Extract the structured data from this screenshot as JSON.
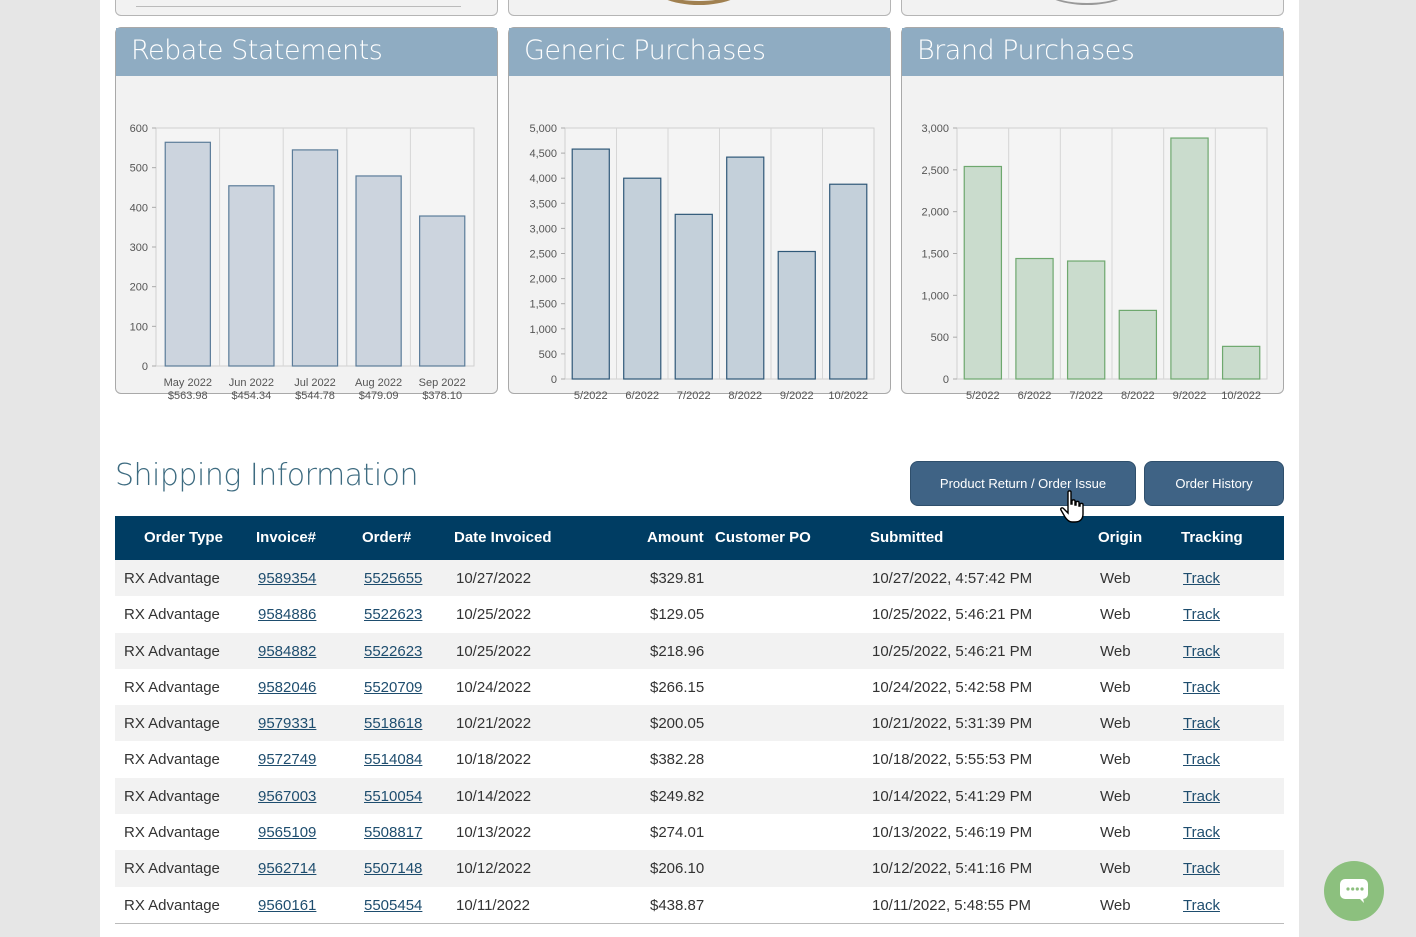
{
  "charts": {
    "rebate": {
      "title": "Rebate Statements",
      "y_ticks": [
        "600",
        "500",
        "400",
        "300",
        "200",
        "100",
        "0"
      ],
      "bars": [
        {
          "label1": "May 2022",
          "label2": "$563.98"
        },
        {
          "label1": "Jun 2022",
          "label2": "$454.34"
        },
        {
          "label1": "Jul 2022",
          "label2": "$544.78"
        },
        {
          "label1": "Aug 2022",
          "label2": "$479.09"
        },
        {
          "label1": "Sep 2022",
          "label2": "$378.10"
        }
      ]
    },
    "generic": {
      "title": "Generic Purchases",
      "y_ticks": [
        "5,000",
        "4,500",
        "4,000",
        "3,500",
        "3,000",
        "2,500",
        "2,000",
        "1,500",
        "1,000",
        "500",
        "0"
      ],
      "x_labels": [
        "5/2022",
        "6/2022",
        "7/2022",
        "8/2022",
        "9/2022",
        "10/2022"
      ]
    },
    "brand": {
      "title": "Brand Purchases",
      "y_ticks": [
        "3,000",
        "2,500",
        "2,000",
        "1,500",
        "1,000",
        "500",
        "0"
      ],
      "x_labels": [
        "5/2022",
        "6/2022",
        "7/2022",
        "8/2022",
        "9/2022",
        "10/2022"
      ]
    }
  },
  "chart_data": [
    {
      "type": "bar",
      "title": "Rebate Statements",
      "categories": [
        "May 2022",
        "Jun 2022",
        "Jul 2022",
        "Aug 2022",
        "Sep 2022"
      ],
      "values": [
        563.98,
        454.34,
        544.78,
        479.09,
        378.1
      ],
      "ylim": [
        0,
        600
      ],
      "color": "#ccd4de",
      "stroke": "#5b7c99"
    },
    {
      "type": "bar",
      "title": "Generic Purchases",
      "categories": [
        "5/2022",
        "6/2022",
        "7/2022",
        "8/2022",
        "9/2022",
        "10/2022"
      ],
      "values": [
        4580,
        4000,
        3280,
        4420,
        2540,
        3880
      ],
      "ylim": [
        0,
        5000
      ],
      "color": "#c4d0da",
      "stroke": "#2f5878"
    },
    {
      "type": "bar",
      "title": "Brand Purchases",
      "categories": [
        "5/2022",
        "6/2022",
        "7/2022",
        "8/2022",
        "9/2022",
        "10/2022"
      ],
      "values": [
        2540,
        1440,
        1410,
        820,
        2880,
        390
      ],
      "ylim": [
        0,
        3000
      ],
      "color": "#cadccd",
      "stroke": "#6ea86e"
    }
  ],
  "shipping": {
    "title": "Shipping Information",
    "return_button": "Product Return / Order Issue",
    "history_button": "Order History",
    "columns": [
      "Order Type",
      "Invoice#",
      "Order#",
      "Date Invoiced",
      "Amount",
      "Customer PO",
      "Submitted",
      "Origin",
      "Tracking"
    ],
    "rows": [
      {
        "type": "RX Advantage",
        "invoice": "9589354",
        "order": "5525655",
        "date": "10/27/2022",
        "amount": "$329.81",
        "po": "",
        "submitted": "10/27/2022, 4:57:42 PM",
        "origin": "Web",
        "tracking": "Track"
      },
      {
        "type": "RX Advantage",
        "invoice": "9584886",
        "order": "5522623",
        "date": "10/25/2022",
        "amount": "$129.05",
        "po": "",
        "submitted": "10/25/2022, 5:46:21 PM",
        "origin": "Web",
        "tracking": "Track"
      },
      {
        "type": "RX Advantage",
        "invoice": "9584882",
        "order": "5522623",
        "date": "10/25/2022",
        "amount": "$218.96",
        "po": "",
        "submitted": "10/25/2022, 5:46:21 PM",
        "origin": "Web",
        "tracking": "Track"
      },
      {
        "type": "RX Advantage",
        "invoice": "9582046",
        "order": "5520709",
        "date": "10/24/2022",
        "amount": "$266.15",
        "po": "",
        "submitted": "10/24/2022, 5:42:58 PM",
        "origin": "Web",
        "tracking": "Track"
      },
      {
        "type": "RX Advantage",
        "invoice": "9579331",
        "order": "5518618",
        "date": "10/21/2022",
        "amount": "$200.05",
        "po": "",
        "submitted": "10/21/2022, 5:31:39 PM",
        "origin": "Web",
        "tracking": "Track"
      },
      {
        "type": "RX Advantage",
        "invoice": "9572749",
        "order": "5514084",
        "date": "10/18/2022",
        "amount": "$382.28",
        "po": "",
        "submitted": "10/18/2022, 5:55:53 PM",
        "origin": "Web",
        "tracking": "Track"
      },
      {
        "type": "RX Advantage",
        "invoice": "9567003",
        "order": "5510054",
        "date": "10/14/2022",
        "amount": "$249.82",
        "po": "",
        "submitted": "10/14/2022, 5:41:29 PM",
        "origin": "Web",
        "tracking": "Track"
      },
      {
        "type": "RX Advantage",
        "invoice": "9565109",
        "order": "5508817",
        "date": "10/13/2022",
        "amount": "$274.01",
        "po": "",
        "submitted": "10/13/2022, 5:46:19 PM",
        "origin": "Web",
        "tracking": "Track"
      },
      {
        "type": "RX Advantage",
        "invoice": "9562714",
        "order": "5507148",
        "date": "10/12/2022",
        "amount": "$206.10",
        "po": "",
        "submitted": "10/12/2022, 5:41:16 PM",
        "origin": "Web",
        "tracking": "Track"
      },
      {
        "type": "RX Advantage",
        "invoice": "9560161",
        "order": "5505454",
        "date": "10/11/2022",
        "amount": "$438.87",
        "po": "",
        "submitted": "10/11/2022, 5:48:55 PM",
        "origin": "Web",
        "tracking": "Track"
      }
    ]
  },
  "icons": {
    "chat": "chat-bubble-icon",
    "cursor": "hand-pointer-icon"
  },
  "colors": {
    "header": "#003d63",
    "card_head": "#8facc2",
    "button": "#3f6385",
    "chat": "#8cc07e"
  }
}
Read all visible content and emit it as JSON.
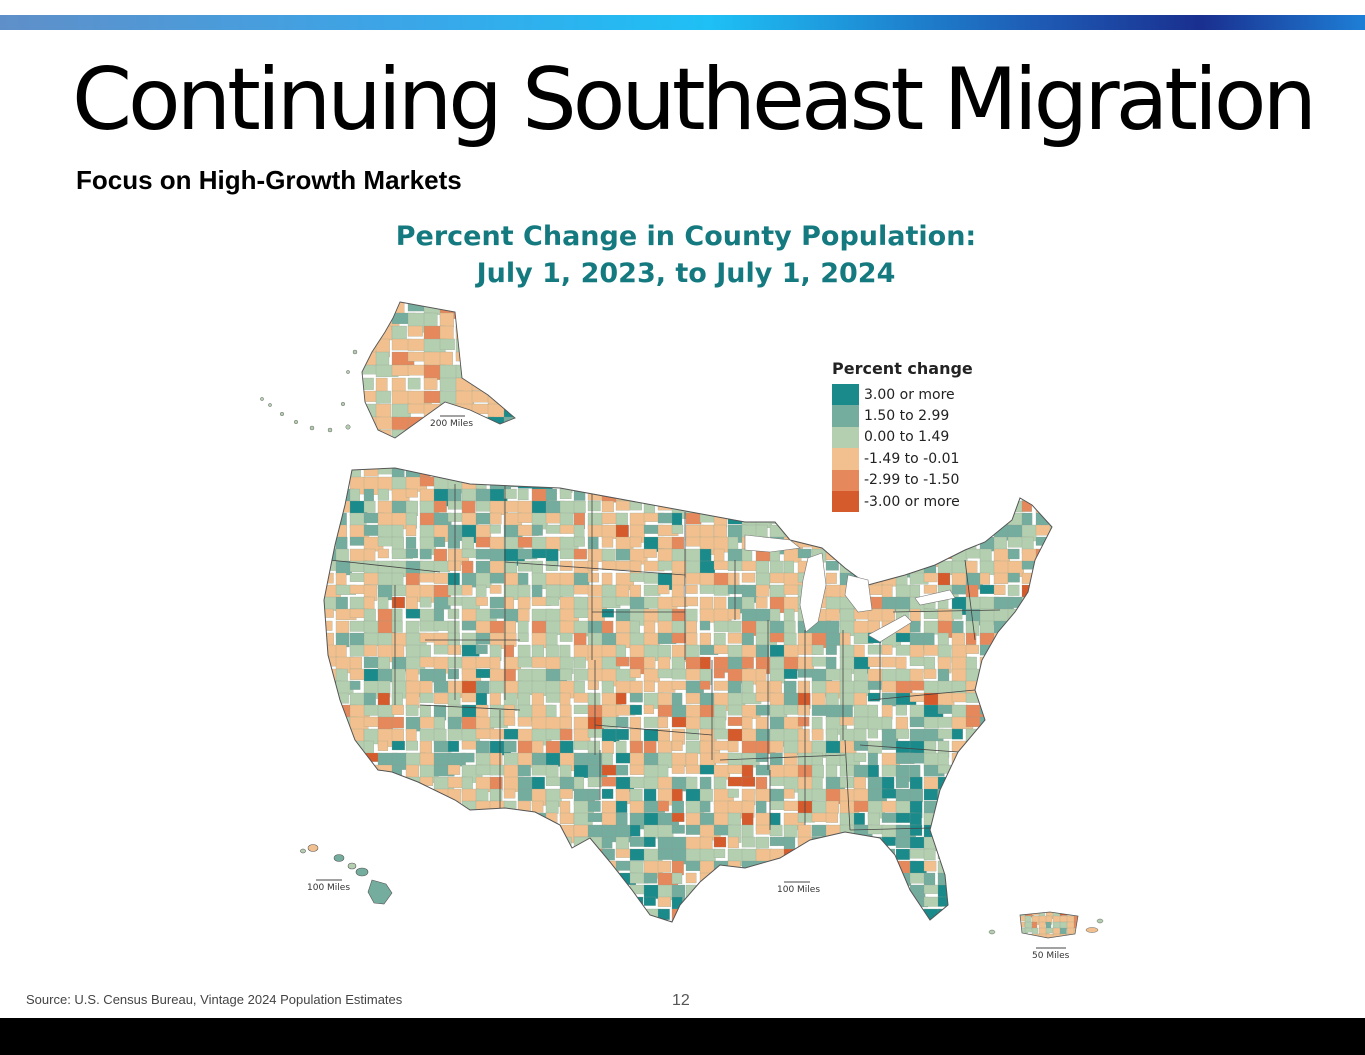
{
  "slide": {
    "title": "Continuing Southeast Migration",
    "subtitle": "Focus on High-Growth Markets",
    "source": "Source: U.S. Census Bureau, Vintage 2024 Population Estimates",
    "page_number": "12"
  },
  "map": {
    "title_line1": "Percent Change in County Population:",
    "title_line2": "July 1, 2023, to July 1, 2024",
    "legend": {
      "title": "Percent change",
      "items": [
        {
          "label": "3.00 or more",
          "color": "#1b8a8a"
        },
        {
          "label": "1.50 to 2.99",
          "color": "#74ad9e"
        },
        {
          "label": "0.00 to 1.49",
          "color": "#b4cfb0"
        },
        {
          "label": "-1.49 to -0.01",
          "color": "#f1c08e"
        },
        {
          "label": "-2.99 to -1.50",
          "color": "#e5895c"
        },
        {
          "label": "-3.00 or more",
          "color": "#d55a2c"
        }
      ]
    },
    "scale_bars": {
      "alaska": "200 Miles",
      "hawaii": "100 Miles",
      "contiguous": "100 Miles",
      "puerto_rico": "50 Miles"
    }
  },
  "colors": {
    "accent_bar_start": "#5f8fc9",
    "accent_bar_end": "#1e7fd6",
    "map_title": "#147a80"
  }
}
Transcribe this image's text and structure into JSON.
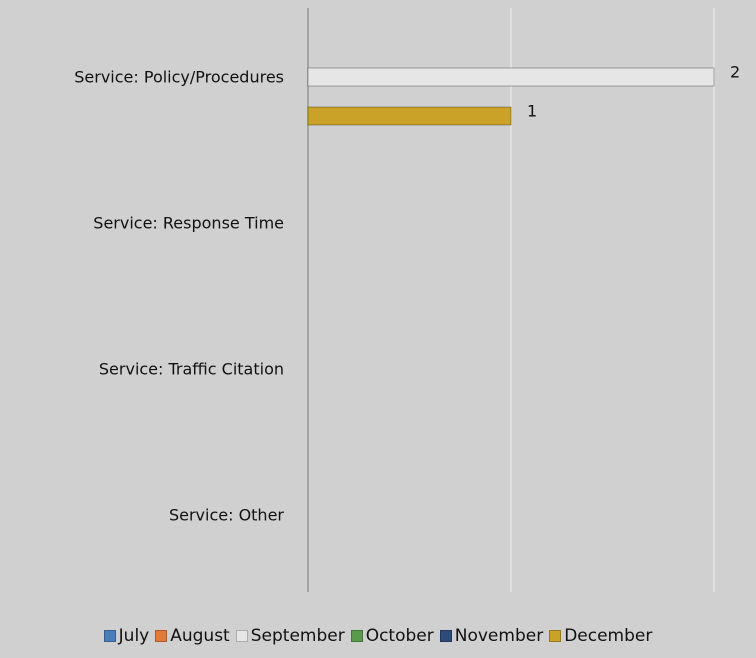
{
  "chart_data": {
    "type": "hbar",
    "categories": [
      "Service: Policy/Procedures",
      "Service: Response Time",
      "Service: Traffic Citation",
      "Service: Other"
    ],
    "series": [
      {
        "name": "July",
        "color": "#4a7ebb",
        "values": [
          null,
          null,
          null,
          null
        ]
      },
      {
        "name": "August",
        "color": "#e07b39",
        "values": [
          null,
          null,
          null,
          null
        ]
      },
      {
        "name": "September",
        "color": "#e6e6e6",
        "values": [
          2,
          null,
          null,
          null
        ]
      },
      {
        "name": "October",
        "color": "#5a9a4a",
        "values": [
          null,
          null,
          null,
          null
        ]
      },
      {
        "name": "November",
        "color": "#2e4a7a",
        "values": [
          null,
          null,
          null,
          null
        ]
      },
      {
        "name": "December",
        "color": "#c9a227",
        "values": [
          1,
          null,
          null,
          null
        ]
      }
    ],
    "xlim": [
      0,
      2
    ],
    "xticks": [
      0,
      1,
      2
    ],
    "grid": true,
    "tick_labels": false,
    "legend": "bottom"
  }
}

*What to produce:* Extract lines where the string "Miles" occurs.

*Result below:*
      "alaska": "200 Miles",
      "hawaii": "100 Miles",
      "contiguous": "100 Miles",
      "puerto_rico": "50 Miles"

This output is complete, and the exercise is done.